[BEGIN Working data]
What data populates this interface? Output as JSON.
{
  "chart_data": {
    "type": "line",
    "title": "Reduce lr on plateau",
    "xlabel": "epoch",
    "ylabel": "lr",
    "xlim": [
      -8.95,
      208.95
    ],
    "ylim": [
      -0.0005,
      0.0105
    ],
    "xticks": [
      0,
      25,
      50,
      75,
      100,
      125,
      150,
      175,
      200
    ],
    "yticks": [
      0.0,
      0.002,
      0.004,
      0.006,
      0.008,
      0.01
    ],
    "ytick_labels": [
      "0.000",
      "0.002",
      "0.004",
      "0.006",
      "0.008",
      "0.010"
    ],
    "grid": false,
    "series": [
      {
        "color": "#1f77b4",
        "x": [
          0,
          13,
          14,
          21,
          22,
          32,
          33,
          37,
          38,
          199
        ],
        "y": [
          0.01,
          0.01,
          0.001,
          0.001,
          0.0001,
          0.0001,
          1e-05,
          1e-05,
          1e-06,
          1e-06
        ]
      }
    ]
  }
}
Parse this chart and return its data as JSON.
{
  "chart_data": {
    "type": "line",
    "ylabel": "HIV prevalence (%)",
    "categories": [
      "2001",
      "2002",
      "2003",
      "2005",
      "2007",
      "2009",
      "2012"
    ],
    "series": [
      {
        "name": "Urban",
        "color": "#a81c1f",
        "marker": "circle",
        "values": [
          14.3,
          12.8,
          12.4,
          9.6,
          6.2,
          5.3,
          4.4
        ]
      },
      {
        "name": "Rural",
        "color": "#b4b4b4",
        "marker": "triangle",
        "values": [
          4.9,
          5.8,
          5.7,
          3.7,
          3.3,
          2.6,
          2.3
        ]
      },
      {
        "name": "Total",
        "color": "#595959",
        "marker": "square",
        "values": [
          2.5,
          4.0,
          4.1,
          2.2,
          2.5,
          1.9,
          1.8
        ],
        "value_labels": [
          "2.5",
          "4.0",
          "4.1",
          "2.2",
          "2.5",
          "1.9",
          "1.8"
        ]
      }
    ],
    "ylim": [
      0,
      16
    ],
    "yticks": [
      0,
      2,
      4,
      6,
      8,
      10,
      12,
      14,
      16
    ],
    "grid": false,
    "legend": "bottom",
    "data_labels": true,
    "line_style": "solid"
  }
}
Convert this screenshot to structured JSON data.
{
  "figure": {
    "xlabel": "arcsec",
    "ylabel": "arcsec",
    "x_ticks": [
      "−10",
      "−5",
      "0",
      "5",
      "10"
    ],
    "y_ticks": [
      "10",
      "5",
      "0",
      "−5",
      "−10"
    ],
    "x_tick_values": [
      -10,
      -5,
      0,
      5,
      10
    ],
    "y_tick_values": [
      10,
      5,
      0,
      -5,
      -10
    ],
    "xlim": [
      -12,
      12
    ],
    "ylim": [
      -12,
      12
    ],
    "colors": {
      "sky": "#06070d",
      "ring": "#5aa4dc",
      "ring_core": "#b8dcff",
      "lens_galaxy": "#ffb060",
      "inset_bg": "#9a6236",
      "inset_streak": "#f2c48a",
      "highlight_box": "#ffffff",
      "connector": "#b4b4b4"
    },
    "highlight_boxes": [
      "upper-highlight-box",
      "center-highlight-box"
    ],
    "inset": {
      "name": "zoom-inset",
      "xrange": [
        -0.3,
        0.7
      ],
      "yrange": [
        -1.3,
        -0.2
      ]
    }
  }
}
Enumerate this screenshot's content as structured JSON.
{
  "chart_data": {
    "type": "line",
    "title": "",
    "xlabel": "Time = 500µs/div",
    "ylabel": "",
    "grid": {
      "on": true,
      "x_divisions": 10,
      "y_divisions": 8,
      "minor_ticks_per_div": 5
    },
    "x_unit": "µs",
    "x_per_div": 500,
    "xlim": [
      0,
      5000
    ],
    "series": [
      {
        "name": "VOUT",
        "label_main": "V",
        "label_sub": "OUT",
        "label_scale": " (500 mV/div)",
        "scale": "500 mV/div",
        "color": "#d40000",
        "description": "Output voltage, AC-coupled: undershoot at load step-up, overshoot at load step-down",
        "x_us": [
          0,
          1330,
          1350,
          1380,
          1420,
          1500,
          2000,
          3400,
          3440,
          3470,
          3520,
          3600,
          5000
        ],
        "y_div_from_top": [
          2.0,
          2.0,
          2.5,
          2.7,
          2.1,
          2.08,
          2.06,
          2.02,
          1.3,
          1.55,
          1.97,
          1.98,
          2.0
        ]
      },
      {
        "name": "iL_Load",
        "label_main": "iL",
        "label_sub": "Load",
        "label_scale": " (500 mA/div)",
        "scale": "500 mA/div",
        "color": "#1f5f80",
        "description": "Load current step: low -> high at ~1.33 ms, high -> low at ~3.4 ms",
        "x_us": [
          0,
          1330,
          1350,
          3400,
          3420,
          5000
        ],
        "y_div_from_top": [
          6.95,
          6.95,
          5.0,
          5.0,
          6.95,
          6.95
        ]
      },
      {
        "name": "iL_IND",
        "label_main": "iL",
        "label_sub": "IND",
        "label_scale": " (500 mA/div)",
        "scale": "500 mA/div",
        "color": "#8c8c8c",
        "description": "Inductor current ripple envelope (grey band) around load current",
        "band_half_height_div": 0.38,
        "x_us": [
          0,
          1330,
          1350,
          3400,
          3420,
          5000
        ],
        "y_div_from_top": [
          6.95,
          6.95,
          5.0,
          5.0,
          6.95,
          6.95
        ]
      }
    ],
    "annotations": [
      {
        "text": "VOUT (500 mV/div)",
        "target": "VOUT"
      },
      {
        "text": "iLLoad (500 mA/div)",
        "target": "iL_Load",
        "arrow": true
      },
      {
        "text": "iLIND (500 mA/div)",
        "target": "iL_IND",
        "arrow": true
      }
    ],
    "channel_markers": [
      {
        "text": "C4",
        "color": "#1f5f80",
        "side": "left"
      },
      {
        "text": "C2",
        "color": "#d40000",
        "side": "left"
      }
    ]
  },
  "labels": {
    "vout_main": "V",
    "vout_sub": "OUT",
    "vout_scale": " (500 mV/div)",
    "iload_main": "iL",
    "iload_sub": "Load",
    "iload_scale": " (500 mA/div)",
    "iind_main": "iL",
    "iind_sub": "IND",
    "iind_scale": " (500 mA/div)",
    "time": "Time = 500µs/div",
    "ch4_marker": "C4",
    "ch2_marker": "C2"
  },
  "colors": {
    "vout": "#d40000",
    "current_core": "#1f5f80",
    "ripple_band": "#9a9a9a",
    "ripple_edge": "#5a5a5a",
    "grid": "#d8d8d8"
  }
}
[END Working data]
◆ **Given exercise**: Exactly reproduce the material above.

◆ **Solution to the problem**:
What data populates this interface? Output as JSON.
{
  "chart_data": {
    "type": "line",
    "title": "Reduce lr on plateau",
    "xlabel": "epoch",
    "ylabel": "lr",
    "xlim": [
      -8.95,
      208.95
    ],
    "ylim": [
      -0.0005,
      0.0105
    ],
    "xticks": [
      0,
      25,
      50,
      75,
      100,
      125,
      150,
      175,
      200
    ],
    "yticks": [
      0.0,
      0.002,
      0.004,
      0.006,
      0.008,
      0.01
    ],
    "ytick_labels": [
      "0.000",
      "0.002",
      "0.004",
      "0.006",
      "0.008",
      "0.010"
    ],
    "grid": false,
    "series": [
      {
        "color": "#1f77b4",
        "x": [
          0,
          13,
          14,
          21,
          22,
          32,
          33,
          37,
          38,
          199
        ],
        "y": [
          0.01,
          0.01,
          0.001,
          0.001,
          0.0001,
          0.0001,
          1e-05,
          1e-05,
          1e-06,
          1e-06
        ]
      }
    ]
  }
}
Parse this chart and return its data as JSON.
{
  "chart_data": {
    "type": "line",
    "ylabel": "HIV prevalence (%)",
    "categories": [
      "2001",
      "2002",
      "2003",
      "2005",
      "2007",
      "2009",
      "2012"
    ],
    "series": [
      {
        "name": "Urban",
        "color": "#a81c1f",
        "marker": "circle",
        "values": [
          14.3,
          12.8,
          12.4,
          9.6,
          6.2,
          5.3,
          4.4
        ]
      },
      {
        "name": "Rural",
        "color": "#b4b4b4",
        "marker": "triangle",
        "values": [
          4.9,
          5.8,
          5.7,
          3.7,
          3.3,
          2.6,
          2.3
        ]
      },
      {
        "name": "Total",
        "color": "#595959",
        "marker": "square",
        "values": [
          2.5,
          4.0,
          4.1,
          2.2,
          2.5,
          1.9,
          1.8
        ],
        "value_labels": [
          "2.5",
          "4.0",
          "4.1",
          "2.2",
          "2.5",
          "1.9",
          "1.8"
        ]
      }
    ],
    "ylim": [
      0,
      16
    ],
    "yticks": [
      0,
      2,
      4,
      6,
      8,
      10,
      12,
      14,
      16
    ],
    "grid": false,
    "legend": "bottom",
    "data_labels": true,
    "line_style": "solid"
  }
}
Convert this screenshot to structured JSON data.
{
  "figure": {
    "xlabel": "arcsec",
    "ylabel": "arcsec",
    "x_ticks": [
      "−10",
      "−5",
      "0",
      "5",
      "10"
    ],
    "y_ticks": [
      "10",
      "5",
      "0",
      "−5",
      "−10"
    ],
    "x_tick_values": [
      -10,
      -5,
      0,
      5,
      10
    ],
    "y_tick_values": [
      10,
      5,
      0,
      -5,
      -10
    ],
    "xlim": [
      -12,
      12
    ],
    "ylim": [
      -12,
      12
    ],
    "colors": {
      "sky": "#06070d",
      "ring": "#5aa4dc",
      "ring_core": "#b8dcff",
      "lens_galaxy": "#ffb060",
      "inset_bg": "#9a6236",
      "inset_streak": "#f2c48a",
      "highlight_box": "#ffffff",
      "connector": "#b4b4b4"
    },
    "highlight_boxes": [
      "upper-highlight-box",
      "center-highlight-box"
    ],
    "inset": {
      "name": "zoom-inset",
      "xrange": [
        -0.3,
        0.7
      ],
      "yrange": [
        -1.3,
        -0.2
      ]
    }
  }
}
Enumerate this screenshot's content as structured JSON.
{
  "chart_data": {
    "type": "line",
    "title": "",
    "xlabel": "Time = 500µs/div",
    "ylabel": "",
    "grid": {
      "on": true,
      "x_divisions": 10,
      "y_divisions": 8,
      "minor_ticks_per_div": 5
    },
    "x_unit": "µs",
    "x_per_div": 500,
    "xlim": [
      0,
      5000
    ],
    "series": [
      {
        "name": "VOUT",
        "label_main": "V",
        "label_sub": "OUT",
        "label_scale": " (500 mV/div)",
        "scale": "500 mV/div",
        "color": "#d40000",
        "description": "Output voltage, AC-coupled: undershoot at load step-up, overshoot at load step-down",
        "x_us": [
          0,
          1330,
          1350,
          1380,
          1420,
          1500,
          2000,
          3400,
          3440,
          3470,
          3520,
          3600,
          5000
        ],
        "y_div_from_top": [
          2.0,
          2.0,
          2.5,
          2.7,
          2.1,
          2.08,
          2.06,
          2.02,
          1.3,
          1.55,
          1.97,
          1.98,
          2.0
        ]
      },
      {
        "name": "iL_Load",
        "label_main": "iL",
        "label_sub": "Load",
        "label_scale": " (500 mA/div)",
        "scale": "500 mA/div",
        "color": "#1f5f80",
        "description": "Load current step: low -> high at ~1.33 ms, high -> low at ~3.4 ms",
        "x_us": [
          0,
          1330,
          1350,
          3400,
          3420,
          5000
        ],
        "y_div_from_top": [
          6.95,
          6.95,
          5.0,
          5.0,
          6.95,
          6.95
        ]
      },
      {
        "name": "iL_IND",
        "label_main": "iL",
        "label_sub": "IND",
        "label_scale": " (500 mA/div)",
        "scale": "500 mA/div",
        "color": "#8c8c8c",
        "description": "Inductor current ripple envelope (grey band) around load current",
        "band_half_height_div": 0.38,
        "x_us": [
          0,
          1330,
          1350,
          3400,
          3420,
          5000
        ],
        "y_div_from_top": [
          6.95,
          6.95,
          5.0,
          5.0,
          6.95,
          6.95
        ]
      }
    ],
    "annotations": [
      {
        "text": "VOUT (500 mV/div)",
        "target": "VOUT"
      },
      {
        "text": "iLLoad (500 mA/div)",
        "target": "iL_Load",
        "arrow": true
      },
      {
        "text": "iLIND (500 mA/div)",
        "target": "iL_IND",
        "arrow": true
      }
    ],
    "channel_markers": [
      {
        "text": "C4",
        "color": "#1f5f80",
        "side": "left"
      },
      {
        "text": "C2",
        "color": "#d40000",
        "side": "left"
      }
    ]
  },
  "labels": {
    "vout_main": "V",
    "vout_sub": "OUT",
    "vout_scale": " (500 mV/div)",
    "iload_main": "iL",
    "iload_sub": "Load",
    "iload_scale": " (500 mA/div)",
    "iind_main": "iL",
    "iind_sub": "IND",
    "iind_scale": " (500 mA/div)",
    "time": "Time = 500µs/div",
    "ch4_marker": "C4",
    "ch2_marker": "C2"
  },
  "colors": {
    "vout": "#d40000",
    "current_core": "#1f5f80",
    "ripple_band": "#9a9a9a",
    "ripple_edge": "#5a5a5a",
    "grid": "#d8d8d8"
  }
}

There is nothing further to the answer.